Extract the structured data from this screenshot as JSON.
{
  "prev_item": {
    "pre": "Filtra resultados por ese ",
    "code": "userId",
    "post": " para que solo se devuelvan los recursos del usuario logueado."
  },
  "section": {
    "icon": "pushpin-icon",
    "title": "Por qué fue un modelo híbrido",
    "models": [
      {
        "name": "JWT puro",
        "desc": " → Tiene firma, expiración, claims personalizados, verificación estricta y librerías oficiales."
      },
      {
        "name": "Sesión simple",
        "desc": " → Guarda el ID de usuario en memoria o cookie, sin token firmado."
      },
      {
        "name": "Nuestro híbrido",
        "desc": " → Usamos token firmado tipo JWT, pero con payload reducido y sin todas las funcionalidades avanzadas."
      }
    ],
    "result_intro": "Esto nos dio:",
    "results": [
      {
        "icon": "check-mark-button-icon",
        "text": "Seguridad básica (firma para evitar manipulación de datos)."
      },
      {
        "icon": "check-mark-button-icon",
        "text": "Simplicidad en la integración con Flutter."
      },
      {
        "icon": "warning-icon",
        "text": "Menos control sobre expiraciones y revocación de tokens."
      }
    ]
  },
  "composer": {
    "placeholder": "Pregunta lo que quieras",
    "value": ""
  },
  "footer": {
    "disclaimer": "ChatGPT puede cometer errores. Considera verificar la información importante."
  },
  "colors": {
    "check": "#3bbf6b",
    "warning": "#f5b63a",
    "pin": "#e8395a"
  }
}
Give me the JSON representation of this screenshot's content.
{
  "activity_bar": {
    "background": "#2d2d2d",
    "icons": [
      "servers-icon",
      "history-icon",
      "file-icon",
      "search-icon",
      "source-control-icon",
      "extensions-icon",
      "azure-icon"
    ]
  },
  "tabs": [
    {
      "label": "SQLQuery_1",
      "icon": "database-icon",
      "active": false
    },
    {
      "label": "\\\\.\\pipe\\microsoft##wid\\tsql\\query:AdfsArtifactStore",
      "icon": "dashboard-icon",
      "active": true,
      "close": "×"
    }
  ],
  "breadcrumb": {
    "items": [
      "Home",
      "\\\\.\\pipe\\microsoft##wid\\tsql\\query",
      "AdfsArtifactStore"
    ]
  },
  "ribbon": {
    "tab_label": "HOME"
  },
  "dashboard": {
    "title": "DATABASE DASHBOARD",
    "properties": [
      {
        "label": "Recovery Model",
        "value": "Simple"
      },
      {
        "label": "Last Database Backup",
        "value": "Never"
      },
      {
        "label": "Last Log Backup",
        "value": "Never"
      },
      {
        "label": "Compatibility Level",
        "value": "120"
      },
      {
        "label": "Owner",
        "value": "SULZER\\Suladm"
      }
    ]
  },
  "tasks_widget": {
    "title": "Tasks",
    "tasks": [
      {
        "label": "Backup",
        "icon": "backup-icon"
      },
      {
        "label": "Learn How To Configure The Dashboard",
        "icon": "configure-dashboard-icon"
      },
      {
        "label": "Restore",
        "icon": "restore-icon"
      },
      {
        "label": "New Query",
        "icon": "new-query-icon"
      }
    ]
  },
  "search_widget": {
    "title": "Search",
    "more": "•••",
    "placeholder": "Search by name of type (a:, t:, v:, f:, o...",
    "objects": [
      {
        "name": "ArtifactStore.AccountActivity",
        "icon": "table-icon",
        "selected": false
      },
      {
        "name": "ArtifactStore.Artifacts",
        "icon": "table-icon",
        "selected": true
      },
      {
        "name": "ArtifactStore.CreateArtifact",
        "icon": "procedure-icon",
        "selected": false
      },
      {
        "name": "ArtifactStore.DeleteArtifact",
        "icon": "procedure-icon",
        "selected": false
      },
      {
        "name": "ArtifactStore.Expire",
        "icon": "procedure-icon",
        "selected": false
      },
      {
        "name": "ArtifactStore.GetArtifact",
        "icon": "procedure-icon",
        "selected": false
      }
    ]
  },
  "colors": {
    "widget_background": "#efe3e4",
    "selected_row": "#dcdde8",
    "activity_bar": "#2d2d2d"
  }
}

★ ★ ★ ★ ★

What the exercise asks
Copy the entries above exactly, leaving none out.

Full solution
Extract the structured data from this screenshot as JSON.
{
  "prev_item": {
    "pre": "Filtra resultados por ese ",
    "code": "userId",
    "post": " para que solo se devuelvan los recursos del usuario logueado."
  },
  "section": {
    "icon": "pushpin-icon",
    "title": "Por qué fue un modelo híbrido",
    "models": [
      {
        "name": "JWT puro",
        "desc": " → Tiene firma, expiración, claims personalizados, verificación estricta y librerías oficiales."
      },
      {
        "name": "Sesión simple",
        "desc": " → Guarda el ID de usuario en memoria o cookie, sin token firmado."
      },
      {
        "name": "Nuestro híbrido",
        "desc": " → Usamos token firmado tipo JWT, pero con payload reducido y sin todas las funcionalidades avanzadas."
      }
    ],
    "result_intro": "Esto nos dio:",
    "results": [
      {
        "icon": "check-mark-button-icon",
        "text": "Seguridad básica (firma para evitar manipulación de datos)."
      },
      {
        "icon": "check-mark-button-icon",
        "text": "Simplicidad en la integración con Flutter."
      },
      {
        "icon": "warning-icon",
        "text": "Menos control sobre expiraciones y revocación de tokens."
      }
    ]
  },
  "composer": {
    "placeholder": "Pregunta lo que quieras",
    "value": ""
  },
  "footer": {
    "disclaimer": "ChatGPT puede cometer errores. Considera verificar la información importante."
  },
  "colors": {
    "check": "#3bbf6b",
    "warning": "#f5b63a",
    "pin": "#e8395a"
  }
}
Give me the JSON representation of this screenshot's content.
{
  "activity_bar": {
    "background": "#2d2d2d",
    "icons": [
      "servers-icon",
      "history-icon",
      "file-icon",
      "search-icon",
      "source-control-icon",
      "extensions-icon",
      "azure-icon"
    ]
  },
  "tabs": [
    {
      "label": "SQLQuery_1",
      "icon": "database-icon",
      "active": false
    },
    {
      "label": "\\\\.\\pipe\\microsoft##wid\\tsql\\query:AdfsArtifactStore",
      "icon": "dashboard-icon",
      "active": true,
      "close": "×"
    }
  ],
  "breadcrumb": {
    "items": [
      "Home",
      "\\\\.\\pipe\\microsoft##wid\\tsql\\query",
      "AdfsArtifactStore"
    ]
  },
  "ribbon": {
    "tab_label": "HOME"
  },
  "dashboard": {
    "title": "DATABASE DASHBOARD",
    "properties": [
      {
        "label": "Recovery Model",
        "value": "Simple"
      },
      {
        "label": "Last Database Backup",
        "value": "Never"
      },
      {
        "label": "Last Log Backup",
        "value": "Never"
      },
      {
        "label": "Compatibility Level",
        "value": "120"
      },
      {
        "label": "Owner",
        "value": "SULZER\\Suladm"
      }
    ]
  },
  "tasks_widget": {
    "title": "Tasks",
    "tasks": [
      {
        "label": "Backup",
        "icon": "backup-icon"
      },
      {
        "label": "Learn How To Configure The Dashboard",
        "icon": "configure-dashboard-icon"
      },
      {
        "label": "Restore",
        "icon": "restore-icon"
      },
      {
        "label": "New Query",
        "icon": "new-query-icon"
      }
    ]
  },
  "search_widget": {
    "title": "Search",
    "more": "•••",
    "placeholder": "Search by name of type (a:, t:, v:, f:, o...",
    "objects": [
      {
        "name": "ArtifactStore.AccountActivity",
        "icon": "table-icon",
        "selected": false
      },
      {
        "name": "ArtifactStore.Artifacts",
        "icon": "table-icon",
        "selected": true
      },
      {
        "name": "ArtifactStore.CreateArtifact",
        "icon": "procedure-icon",
        "selected": false
      },
      {
        "name": "ArtifactStore.DeleteArtifact",
        "icon": "procedure-icon",
        "selected": false
      },
      {
        "name": "ArtifactStore.Expire",
        "icon": "procedure-icon",
        "selected": false
      },
      {
        "name": "ArtifactStore.GetArtifact",
        "icon": "procedure-icon",
        "selected": false
      }
    ]
  },
  "colors": {
    "widget_background": "#efe3e4",
    "selected_row": "#dcdde8",
    "activity_bar": "#2d2d2d"
  }
}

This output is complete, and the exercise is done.